◆ **PROBLEM**
Return the exact lines spanning from the line with "What's the underlying" through the last line of the entries, boundaries included, and no others.

◆ **Stored data**
§

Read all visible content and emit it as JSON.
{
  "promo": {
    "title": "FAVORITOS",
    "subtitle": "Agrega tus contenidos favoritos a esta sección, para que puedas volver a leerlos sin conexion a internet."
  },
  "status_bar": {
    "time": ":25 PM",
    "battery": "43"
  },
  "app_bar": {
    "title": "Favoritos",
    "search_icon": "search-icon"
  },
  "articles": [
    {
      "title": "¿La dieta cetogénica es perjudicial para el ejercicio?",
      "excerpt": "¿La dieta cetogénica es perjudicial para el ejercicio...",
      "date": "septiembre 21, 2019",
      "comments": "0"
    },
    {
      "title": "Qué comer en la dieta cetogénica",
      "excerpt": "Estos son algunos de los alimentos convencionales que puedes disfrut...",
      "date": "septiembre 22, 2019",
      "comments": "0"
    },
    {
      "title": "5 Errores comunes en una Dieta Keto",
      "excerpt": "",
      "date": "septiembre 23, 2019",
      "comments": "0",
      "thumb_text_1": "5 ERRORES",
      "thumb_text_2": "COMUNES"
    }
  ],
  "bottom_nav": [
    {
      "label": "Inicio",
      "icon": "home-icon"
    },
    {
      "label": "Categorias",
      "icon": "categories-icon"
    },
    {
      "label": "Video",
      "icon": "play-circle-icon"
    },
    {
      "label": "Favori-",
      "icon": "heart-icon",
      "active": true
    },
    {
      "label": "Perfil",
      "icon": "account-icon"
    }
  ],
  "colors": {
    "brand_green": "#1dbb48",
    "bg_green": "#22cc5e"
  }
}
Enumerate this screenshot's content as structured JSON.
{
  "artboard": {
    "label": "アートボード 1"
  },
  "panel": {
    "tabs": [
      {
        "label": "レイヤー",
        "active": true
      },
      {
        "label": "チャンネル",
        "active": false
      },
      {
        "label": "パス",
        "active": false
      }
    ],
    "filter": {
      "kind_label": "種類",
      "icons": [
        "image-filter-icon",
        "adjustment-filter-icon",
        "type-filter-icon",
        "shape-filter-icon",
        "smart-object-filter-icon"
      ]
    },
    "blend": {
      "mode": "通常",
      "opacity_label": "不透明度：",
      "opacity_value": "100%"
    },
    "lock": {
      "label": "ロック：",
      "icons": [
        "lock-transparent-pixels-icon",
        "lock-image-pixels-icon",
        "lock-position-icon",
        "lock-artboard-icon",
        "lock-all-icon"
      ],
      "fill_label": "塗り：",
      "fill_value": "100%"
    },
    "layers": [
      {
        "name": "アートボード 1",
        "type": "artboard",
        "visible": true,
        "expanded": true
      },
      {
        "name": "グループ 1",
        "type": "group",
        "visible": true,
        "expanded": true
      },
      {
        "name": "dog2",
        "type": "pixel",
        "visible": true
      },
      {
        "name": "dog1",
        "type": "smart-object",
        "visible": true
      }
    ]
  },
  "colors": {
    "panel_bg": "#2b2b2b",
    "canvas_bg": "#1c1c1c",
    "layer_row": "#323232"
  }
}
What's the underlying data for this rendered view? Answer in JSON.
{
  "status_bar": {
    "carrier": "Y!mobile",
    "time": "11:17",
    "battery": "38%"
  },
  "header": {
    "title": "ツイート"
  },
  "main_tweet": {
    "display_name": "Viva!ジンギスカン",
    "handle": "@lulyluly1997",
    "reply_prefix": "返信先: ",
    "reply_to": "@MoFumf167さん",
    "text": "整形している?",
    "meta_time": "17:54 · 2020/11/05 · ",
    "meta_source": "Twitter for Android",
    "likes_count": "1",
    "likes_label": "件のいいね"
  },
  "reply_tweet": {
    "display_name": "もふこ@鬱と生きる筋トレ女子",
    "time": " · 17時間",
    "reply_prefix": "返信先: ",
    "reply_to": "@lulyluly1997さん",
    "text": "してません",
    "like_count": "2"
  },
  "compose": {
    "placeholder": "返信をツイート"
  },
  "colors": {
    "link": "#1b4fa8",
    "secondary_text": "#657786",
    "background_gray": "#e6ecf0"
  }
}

§

◆ **FULL ANSWER**
What's the underlying data for this rendered view? Answer in JSON.
{
  "status_bar": {
    "carrier": "Y!mobile",
    "time": "11:17",
    "battery": "38%"
  },
  "header": {
    "title": "ツイート"
  },
  "main_tweet": {
    "display_name": "Viva!ジンギスカン",
    "handle": "@lulyluly1997",
    "reply_prefix": "返信先: ",
    "reply_to": "@MoFumf167さん",
    "text": "整形している?",
    "meta_time": "17:54 · 2020/11/05 · ",
    "meta_source": "Twitter for Android",
    "likes_count": "1",
    "likes_label": "件のいいね"
  },
  "reply_tweet": {
    "display_name": "もふこ@鬱と生きる筋トレ女子",
    "time": " · 17時間",
    "reply_prefix": "返信先: ",
    "reply_to": "@lulyluly1997さん",
    "text": "してません",
    "like_count": "2"
  },
  "compose": {
    "placeholder": "返信をツイート"
  },
  "colors": {
    "link": "#1b4fa8",
    "secondary_text": "#657786",
    "background_gray": "#e6ecf0"
  }
}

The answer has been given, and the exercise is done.